▶ _WORK ITEM_
Set down each line of the data exactly, but not the pictures.

[Excerpts from a figure dataset]

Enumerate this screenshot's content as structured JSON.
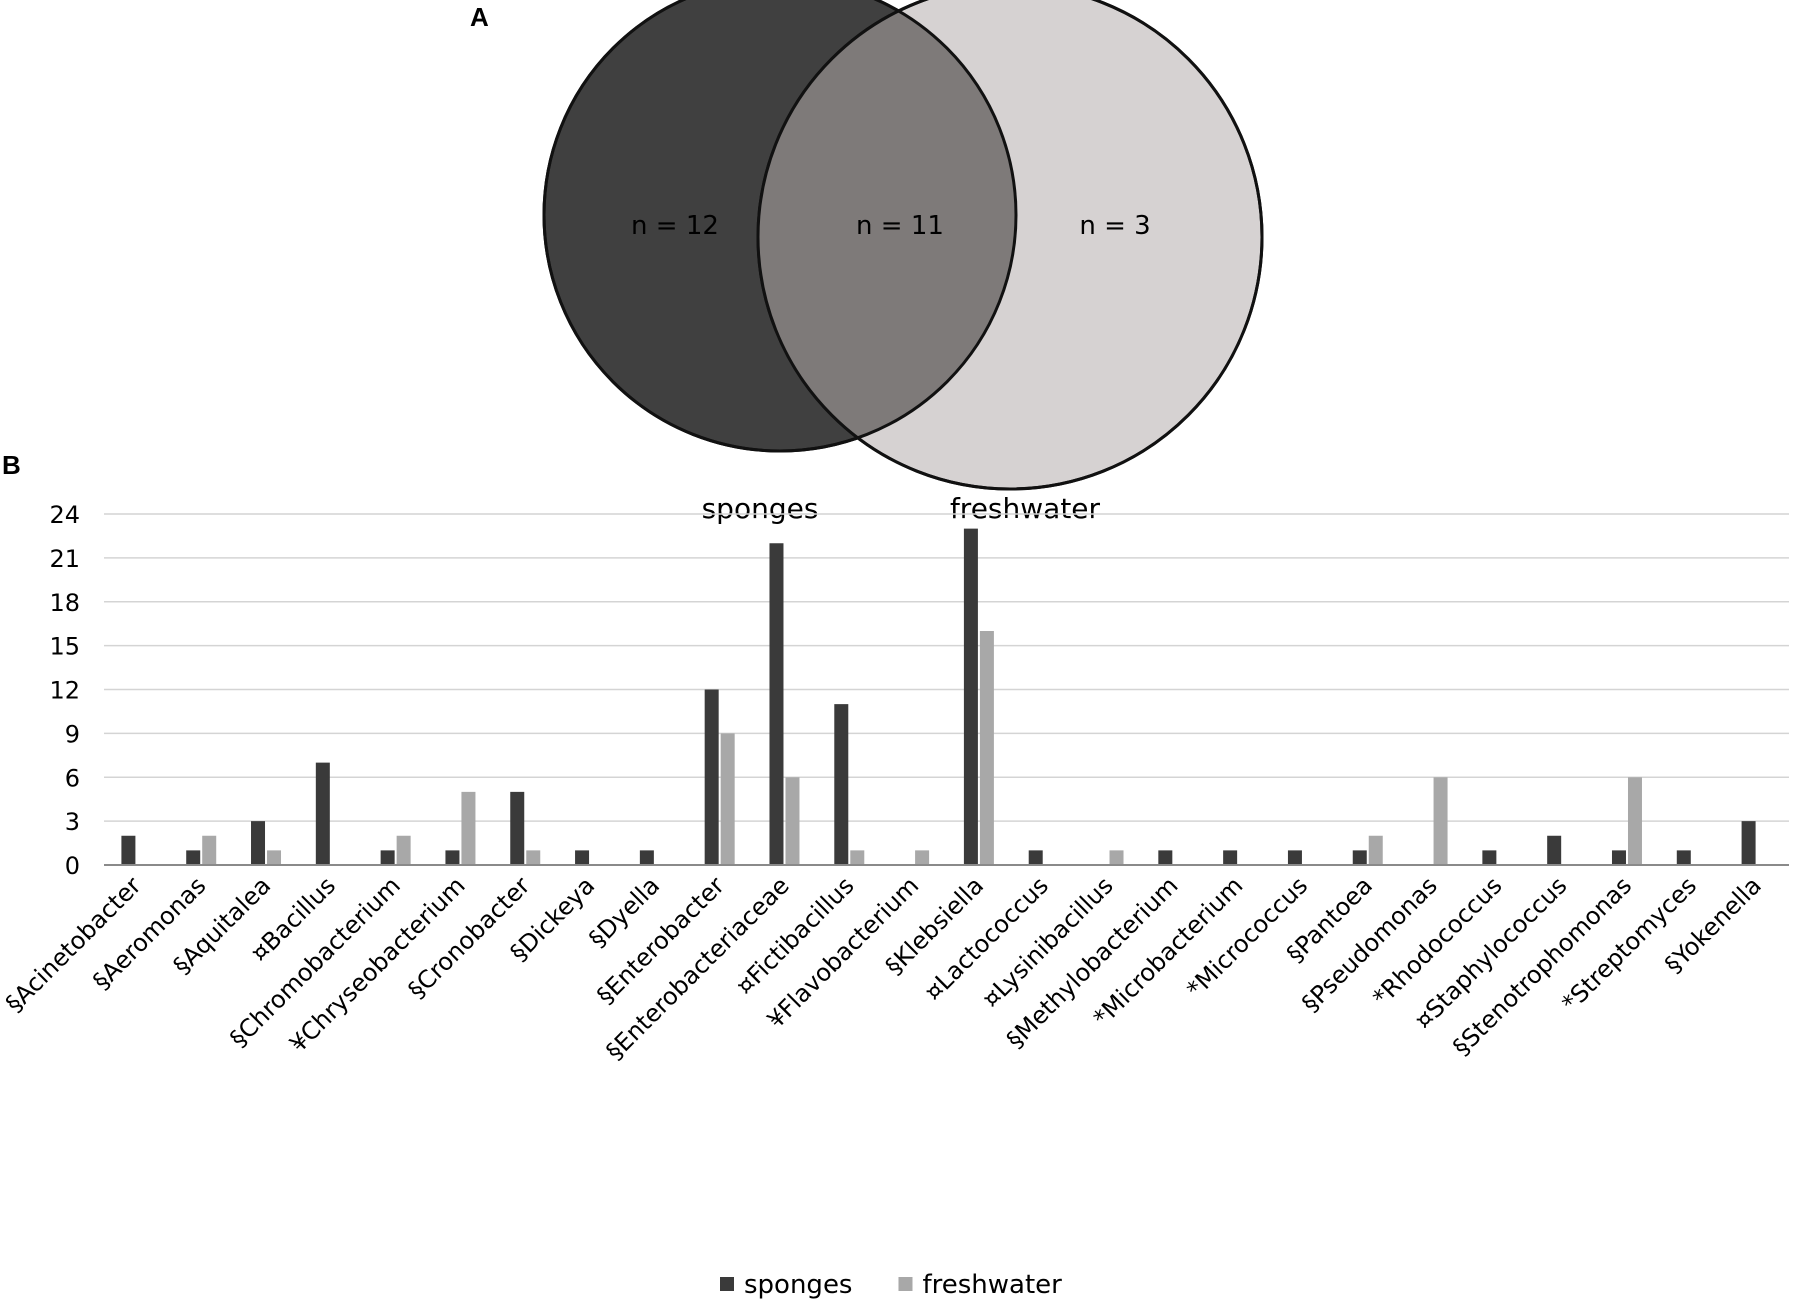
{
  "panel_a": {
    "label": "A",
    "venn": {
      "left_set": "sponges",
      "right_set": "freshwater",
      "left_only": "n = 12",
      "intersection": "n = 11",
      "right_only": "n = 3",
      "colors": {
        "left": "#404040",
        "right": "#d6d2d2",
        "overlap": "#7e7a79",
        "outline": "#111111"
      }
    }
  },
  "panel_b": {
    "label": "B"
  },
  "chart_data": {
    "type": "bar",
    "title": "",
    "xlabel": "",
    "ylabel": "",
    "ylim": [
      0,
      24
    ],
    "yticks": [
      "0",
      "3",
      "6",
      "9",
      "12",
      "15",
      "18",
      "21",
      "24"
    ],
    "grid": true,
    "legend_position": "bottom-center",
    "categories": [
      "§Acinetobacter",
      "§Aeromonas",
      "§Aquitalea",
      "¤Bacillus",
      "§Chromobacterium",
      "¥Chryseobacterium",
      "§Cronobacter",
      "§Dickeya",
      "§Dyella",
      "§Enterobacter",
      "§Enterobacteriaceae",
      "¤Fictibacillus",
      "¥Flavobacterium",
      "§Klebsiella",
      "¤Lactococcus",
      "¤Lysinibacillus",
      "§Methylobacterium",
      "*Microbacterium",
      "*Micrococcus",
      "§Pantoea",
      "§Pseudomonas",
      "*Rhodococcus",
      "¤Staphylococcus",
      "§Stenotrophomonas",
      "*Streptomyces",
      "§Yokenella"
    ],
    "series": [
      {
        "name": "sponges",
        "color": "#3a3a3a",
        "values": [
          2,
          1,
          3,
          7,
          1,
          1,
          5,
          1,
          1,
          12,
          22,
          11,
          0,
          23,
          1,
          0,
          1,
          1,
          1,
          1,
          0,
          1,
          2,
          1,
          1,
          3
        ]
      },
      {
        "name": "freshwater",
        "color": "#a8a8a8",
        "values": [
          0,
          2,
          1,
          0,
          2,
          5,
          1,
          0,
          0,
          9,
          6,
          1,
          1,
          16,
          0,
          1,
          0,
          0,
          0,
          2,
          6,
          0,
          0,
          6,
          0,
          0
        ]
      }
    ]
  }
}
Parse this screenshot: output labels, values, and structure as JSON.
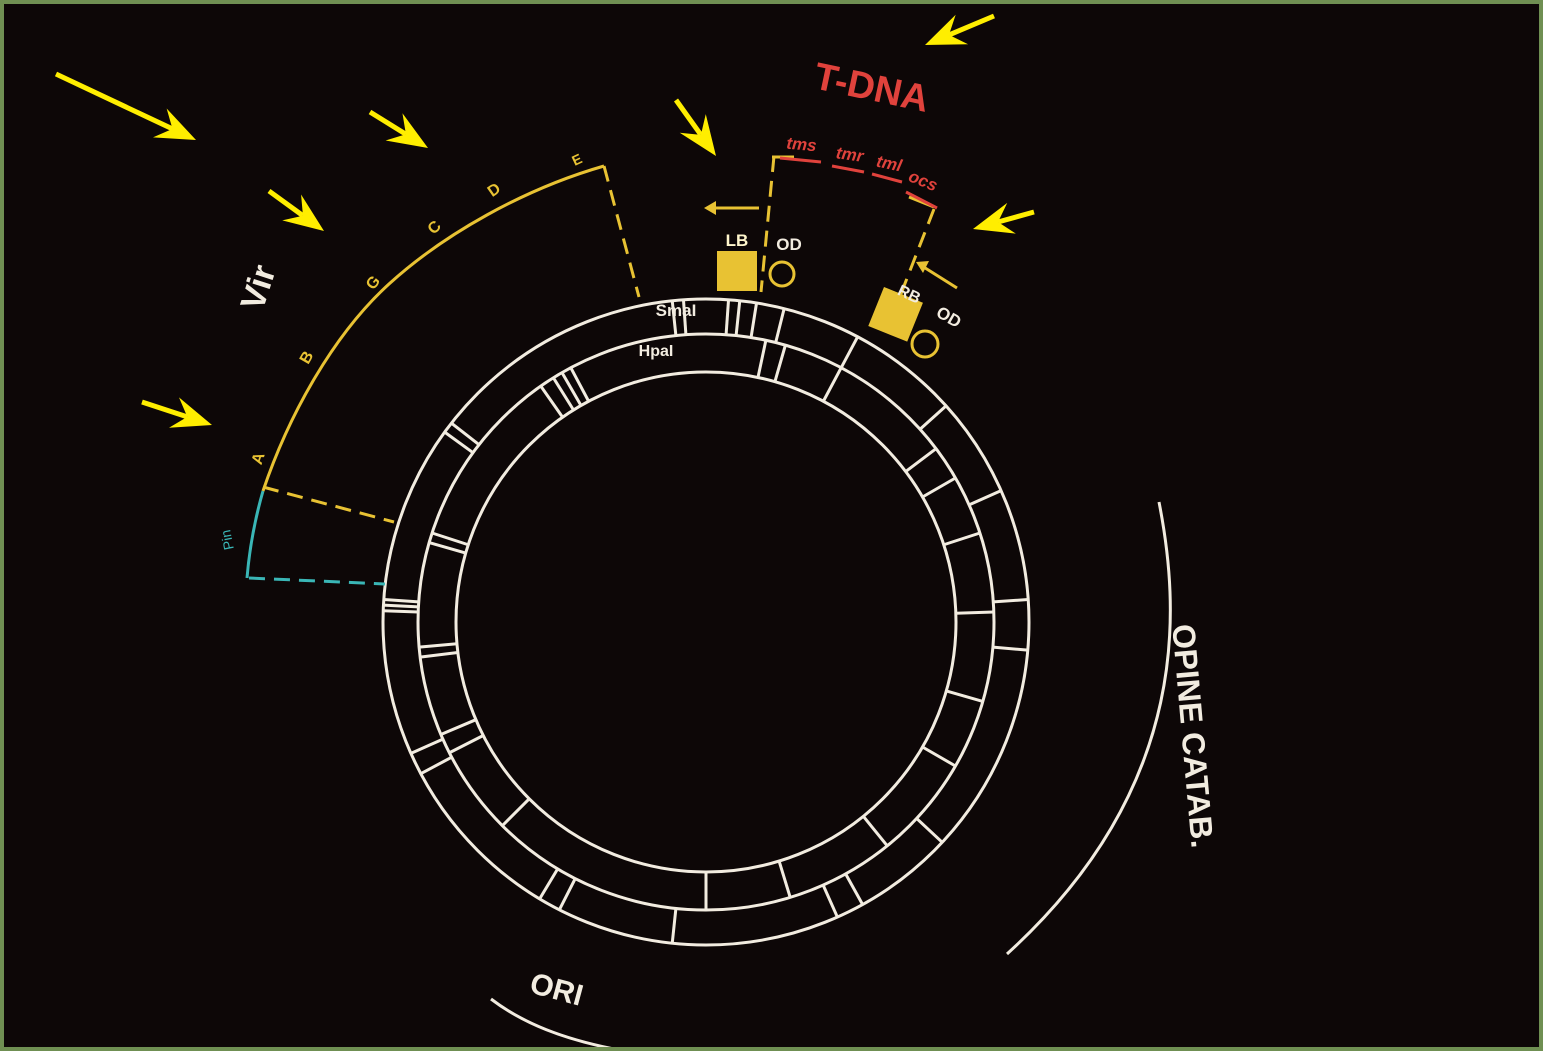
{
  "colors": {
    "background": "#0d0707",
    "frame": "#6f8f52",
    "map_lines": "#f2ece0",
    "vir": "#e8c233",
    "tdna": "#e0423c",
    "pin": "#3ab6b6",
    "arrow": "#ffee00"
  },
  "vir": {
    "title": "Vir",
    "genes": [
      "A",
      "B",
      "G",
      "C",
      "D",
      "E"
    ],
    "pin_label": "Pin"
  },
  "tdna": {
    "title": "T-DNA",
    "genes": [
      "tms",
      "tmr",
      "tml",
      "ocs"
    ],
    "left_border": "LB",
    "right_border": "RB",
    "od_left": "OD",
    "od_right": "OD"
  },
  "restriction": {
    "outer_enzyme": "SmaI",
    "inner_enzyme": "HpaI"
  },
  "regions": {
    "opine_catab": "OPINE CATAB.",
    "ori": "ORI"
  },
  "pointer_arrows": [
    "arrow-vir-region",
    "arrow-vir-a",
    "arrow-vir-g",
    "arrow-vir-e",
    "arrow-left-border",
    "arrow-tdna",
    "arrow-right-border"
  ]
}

▶ _COMPLETED TASK_
Enumerate this screenshot's content as structured JSON.
{
  "panel_a": {
    "label": "A",
    "venn": {
      "left_set": "sponges",
      "right_set": "freshwater",
      "left_only": "n = 12",
      "intersection": "n = 11",
      "right_only": "n = 3",
      "colors": {
        "left": "#404040",
        "right": "#d6d2d2",
        "overlap": "#7e7a79",
        "outline": "#111111"
      }
    }
  },
  "panel_b": {
    "label": "B"
  },
  "chart_data": {
    "type": "bar",
    "title": "",
    "xlabel": "",
    "ylabel": "",
    "ylim": [
      0,
      24
    ],
    "yticks": [
      "0",
      "3",
      "6",
      "9",
      "12",
      "15",
      "18",
      "21",
      "24"
    ],
    "grid": true,
    "legend_position": "bottom-center",
    "categories": [
      "§Acinetobacter",
      "§Aeromonas",
      "§Aquitalea",
      "¤Bacillus",
      "§Chromobacterium",
      "¥Chryseobacterium",
      "§Cronobacter",
      "§Dickeya",
      "§Dyella",
      "§Enterobacter",
      "§Enterobacteriaceae",
      "¤Fictibacillus",
      "¥Flavobacterium",
      "§Klebsiella",
      "¤Lactococcus",
      "¤Lysinibacillus",
      "§Methylobacterium",
      "*Microbacterium",
      "*Micrococcus",
      "§Pantoea",
      "§Pseudomonas",
      "*Rhodococcus",
      "¤Staphylococcus",
      "§Stenotrophomonas",
      "*Streptomyces",
      "§Yokenella"
    ],
    "series": [
      {
        "name": "sponges",
        "color": "#3a3a3a",
        "values": [
          2,
          1,
          3,
          7,
          1,
          1,
          5,
          1,
          1,
          12,
          22,
          11,
          0,
          23,
          1,
          0,
          1,
          1,
          1,
          1,
          0,
          1,
          2,
          1,
          1,
          3
        ]
      },
      {
        "name": "freshwater",
        "color": "#a8a8a8",
        "values": [
          0,
          2,
          1,
          0,
          2,
          5,
          1,
          0,
          0,
          9,
          6,
          1,
          1,
          16,
          0,
          1,
          0,
          0,
          0,
          2,
          6,
          0,
          0,
          6,
          0,
          0
        ]
      }
    ]
  }
}
Parse this screenshot: output labels, values, and structure as JSON.
{
  "colors": {
    "background": "#0d0707",
    "frame": "#6f8f52",
    "map_lines": "#f2ece0",
    "vir": "#e8c233",
    "tdna": "#e0423c",
    "pin": "#3ab6b6",
    "arrow": "#ffee00"
  },
  "vir": {
    "title": "Vir",
    "genes": [
      "A",
      "B",
      "G",
      "C",
      "D",
      "E"
    ],
    "pin_label": "Pin"
  },
  "tdna": {
    "title": "T-DNA",
    "genes": [
      "tms",
      "tmr",
      "tml",
      "ocs"
    ],
    "left_border": "LB",
    "right_border": "RB",
    "od_left": "OD",
    "od_right": "OD"
  },
  "restriction": {
    "outer_enzyme": "SmaI",
    "inner_enzyme": "HpaI"
  },
  "regions": {
    "opine_catab": "OPINE CATAB.",
    "ori": "ORI"
  },
  "pointer_arrows": [
    "arrow-vir-region",
    "arrow-vir-a",
    "arrow-vir-g",
    "arrow-vir-e",
    "arrow-left-border",
    "arrow-tdna",
    "arrow-right-border"
  ]
}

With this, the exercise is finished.